### EXERCISE SET
(a) According to the book review, which publisher put out "Help At Any Cost"?
(b) Rewrite the book review's passage starting at "The coercive treatment" and ending at "drug war itself.", switching "disturbing" to "troubling".

### TEXT UNDER STUDY
Pubdate: Fri, 15 Sep 2006
Source: DrugSense Weekly (DSW)
Section: Feature Article
Website: http://www.drugsense.org/current.htm
Author: Stephen Young
Note: Stephen Young is an editor with DrugSense Weekly.

BOOK REVIEW: HELP AT ANY COST BY MAIA SZALAVITZ

Help At Any Cost by Maia Szalavitz (Riverhead Books, 325 pages, $25.95)

Under what moral system would it be considered perfectly reasonable 
to torture children, both physically and emotionally, sometimes to 
death? What moral system would insist such actions are the best thing 
for those children?

Maia Szalavitz's book "Help At Any Cost" doesn't directly ask or 
answer those questions, but the questions lurk around the margins of 
Szalavitz's engaging text, as she explores how "tough love" morphed 
from a cult-like catch-phrase to a hugely profitable industry.

The coercive treatment programs examined in the book claim to deal 
with issues beyond drugs, and some kids end up in such programs for 
years at a time even though they never tried drugs. But drugs are 
never far from the subject at hand (with some young people being 
dragged into programs for merely dressing like "druggies"), offering 
disturbing clues to the moral sensibility guiding the drug war itself.

(Bounding box prediction rows)
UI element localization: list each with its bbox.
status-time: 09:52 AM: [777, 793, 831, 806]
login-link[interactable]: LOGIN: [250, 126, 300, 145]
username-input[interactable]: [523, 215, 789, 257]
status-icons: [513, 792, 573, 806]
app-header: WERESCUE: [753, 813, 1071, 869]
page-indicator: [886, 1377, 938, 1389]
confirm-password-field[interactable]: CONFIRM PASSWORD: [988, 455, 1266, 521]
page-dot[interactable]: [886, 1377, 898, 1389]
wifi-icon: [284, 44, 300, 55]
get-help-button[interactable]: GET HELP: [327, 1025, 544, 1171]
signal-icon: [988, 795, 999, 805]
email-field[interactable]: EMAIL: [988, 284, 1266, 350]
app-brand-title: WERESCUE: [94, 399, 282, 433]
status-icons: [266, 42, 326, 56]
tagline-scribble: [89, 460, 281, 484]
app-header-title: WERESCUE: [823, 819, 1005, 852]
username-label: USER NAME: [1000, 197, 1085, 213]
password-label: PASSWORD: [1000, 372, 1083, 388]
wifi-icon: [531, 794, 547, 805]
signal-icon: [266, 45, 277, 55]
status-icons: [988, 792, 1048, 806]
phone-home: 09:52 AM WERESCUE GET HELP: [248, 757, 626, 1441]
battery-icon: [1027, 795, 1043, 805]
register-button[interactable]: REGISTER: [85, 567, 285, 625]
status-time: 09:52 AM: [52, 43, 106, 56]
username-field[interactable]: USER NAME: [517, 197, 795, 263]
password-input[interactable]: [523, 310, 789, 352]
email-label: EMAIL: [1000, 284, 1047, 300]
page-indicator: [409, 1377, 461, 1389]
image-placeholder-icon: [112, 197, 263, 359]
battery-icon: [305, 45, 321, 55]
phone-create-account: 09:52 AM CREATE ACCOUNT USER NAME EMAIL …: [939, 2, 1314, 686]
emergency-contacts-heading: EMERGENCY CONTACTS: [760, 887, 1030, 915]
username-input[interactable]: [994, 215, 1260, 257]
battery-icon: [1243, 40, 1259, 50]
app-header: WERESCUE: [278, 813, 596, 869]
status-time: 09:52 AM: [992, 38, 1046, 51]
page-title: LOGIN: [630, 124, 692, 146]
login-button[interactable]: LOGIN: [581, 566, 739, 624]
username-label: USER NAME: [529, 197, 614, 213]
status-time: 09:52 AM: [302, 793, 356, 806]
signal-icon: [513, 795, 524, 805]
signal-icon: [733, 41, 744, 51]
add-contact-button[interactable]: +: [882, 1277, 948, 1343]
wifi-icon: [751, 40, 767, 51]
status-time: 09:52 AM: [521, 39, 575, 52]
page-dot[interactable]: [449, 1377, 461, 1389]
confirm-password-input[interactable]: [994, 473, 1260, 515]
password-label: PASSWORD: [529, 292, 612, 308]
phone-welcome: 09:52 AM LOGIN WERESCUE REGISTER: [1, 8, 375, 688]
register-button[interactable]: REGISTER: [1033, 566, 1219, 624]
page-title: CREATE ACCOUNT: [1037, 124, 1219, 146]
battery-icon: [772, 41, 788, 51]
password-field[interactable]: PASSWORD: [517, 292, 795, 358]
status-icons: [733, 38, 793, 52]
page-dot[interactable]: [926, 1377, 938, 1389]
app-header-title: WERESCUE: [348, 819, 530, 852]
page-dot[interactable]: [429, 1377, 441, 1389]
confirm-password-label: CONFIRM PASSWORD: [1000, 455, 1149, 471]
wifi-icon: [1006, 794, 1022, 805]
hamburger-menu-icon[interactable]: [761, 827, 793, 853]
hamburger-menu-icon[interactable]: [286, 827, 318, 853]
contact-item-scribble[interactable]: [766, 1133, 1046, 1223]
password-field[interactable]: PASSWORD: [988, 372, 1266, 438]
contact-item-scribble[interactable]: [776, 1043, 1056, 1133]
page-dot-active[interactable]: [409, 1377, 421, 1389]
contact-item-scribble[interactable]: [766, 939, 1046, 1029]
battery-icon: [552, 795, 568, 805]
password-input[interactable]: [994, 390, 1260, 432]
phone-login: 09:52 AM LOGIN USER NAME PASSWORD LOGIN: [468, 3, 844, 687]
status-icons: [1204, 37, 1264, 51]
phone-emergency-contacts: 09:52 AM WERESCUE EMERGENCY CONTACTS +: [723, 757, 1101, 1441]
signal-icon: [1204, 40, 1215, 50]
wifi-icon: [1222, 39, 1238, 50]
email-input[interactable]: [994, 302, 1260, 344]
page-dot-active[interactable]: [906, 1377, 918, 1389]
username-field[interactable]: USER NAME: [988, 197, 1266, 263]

### TASK-BY-TASK ANSWERS
(a) Riverhead Books

(b)
The coercive treatment programs examined in the book claim to deal 
with issues beyond drugs, and some kids end up in such programs for 
years at a time even though they never tried drugs. But drugs are 
never far from the subject at hand (with some young people being 
dragged into programs for merely dressing like "druggies"), offering 
troubling clues to the moral sensibility guiding the drug war itself.